■ PROBLEM STATEMENT
Go through the material below and copy each line where the word "DANIEL" appears.

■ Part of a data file
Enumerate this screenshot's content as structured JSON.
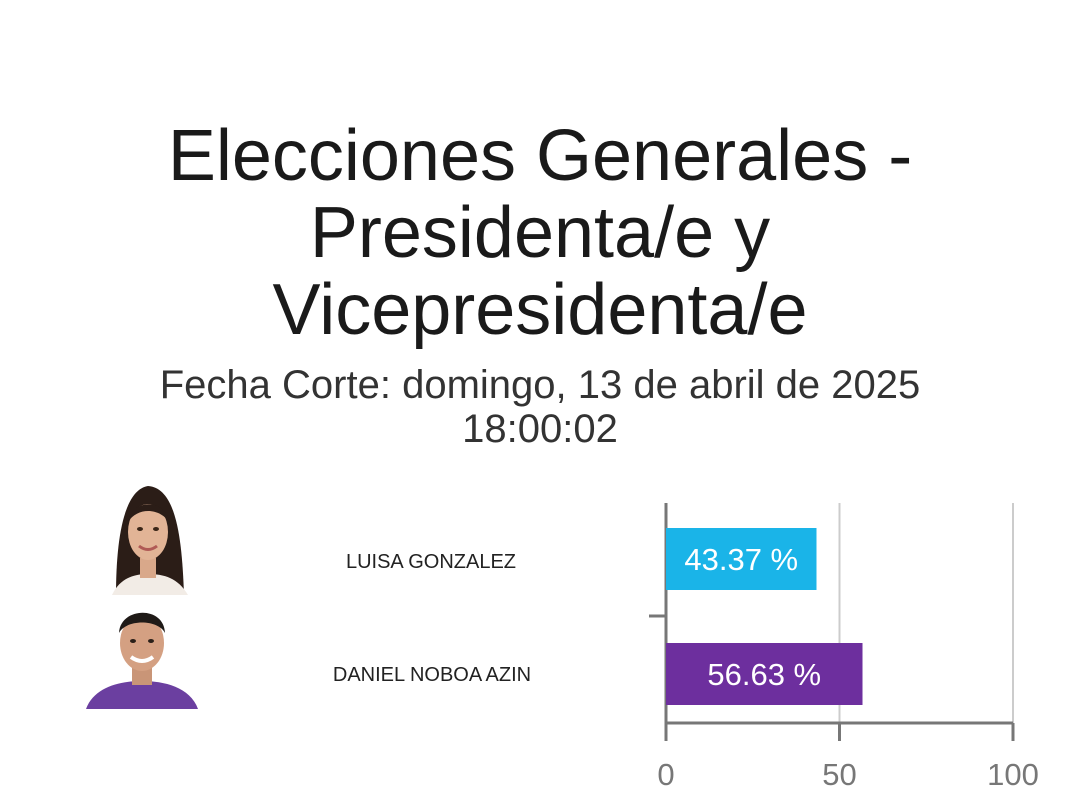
{
  "header": {
    "title_lines": [
      "Elecciones Generales -",
      "Presidenta/e y",
      "Vicepresidenta/e"
    ],
    "subtitle_lines": [
      "Fecha Corte: domingo, 13 de abril de 2025",
      "18:00:02"
    ]
  },
  "candidates": [
    {
      "name": "LUISA GONZALEZ",
      "avatar_icon": "woman-portrait-icon"
    },
    {
      "name": "DANIEL NOBOA AZIN",
      "avatar_icon": "man-portrait-icon"
    }
  ],
  "chart_data": {
    "type": "bar",
    "orientation": "horizontal",
    "categories": [
      "LUISA GONZALEZ",
      "DANIEL NOBOA AZIN"
    ],
    "values": [
      43.37,
      56.63
    ],
    "data_labels": [
      "43.37 %",
      "56.63 %"
    ],
    "colors": [
      "#1ab4e8",
      "#6d2f9e"
    ],
    "xlim": [
      0,
      100
    ],
    "x_ticks": [
      0,
      50,
      100
    ],
    "x_tick_labels": [
      "0",
      "50",
      "100"
    ],
    "grid": true,
    "title": "",
    "xlabel": "",
    "ylabel": ""
  }
}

■ ANSWER IN FULL
      "name": "DANIEL NOBOA AZIN",
      "DANIEL NOBOA AZIN"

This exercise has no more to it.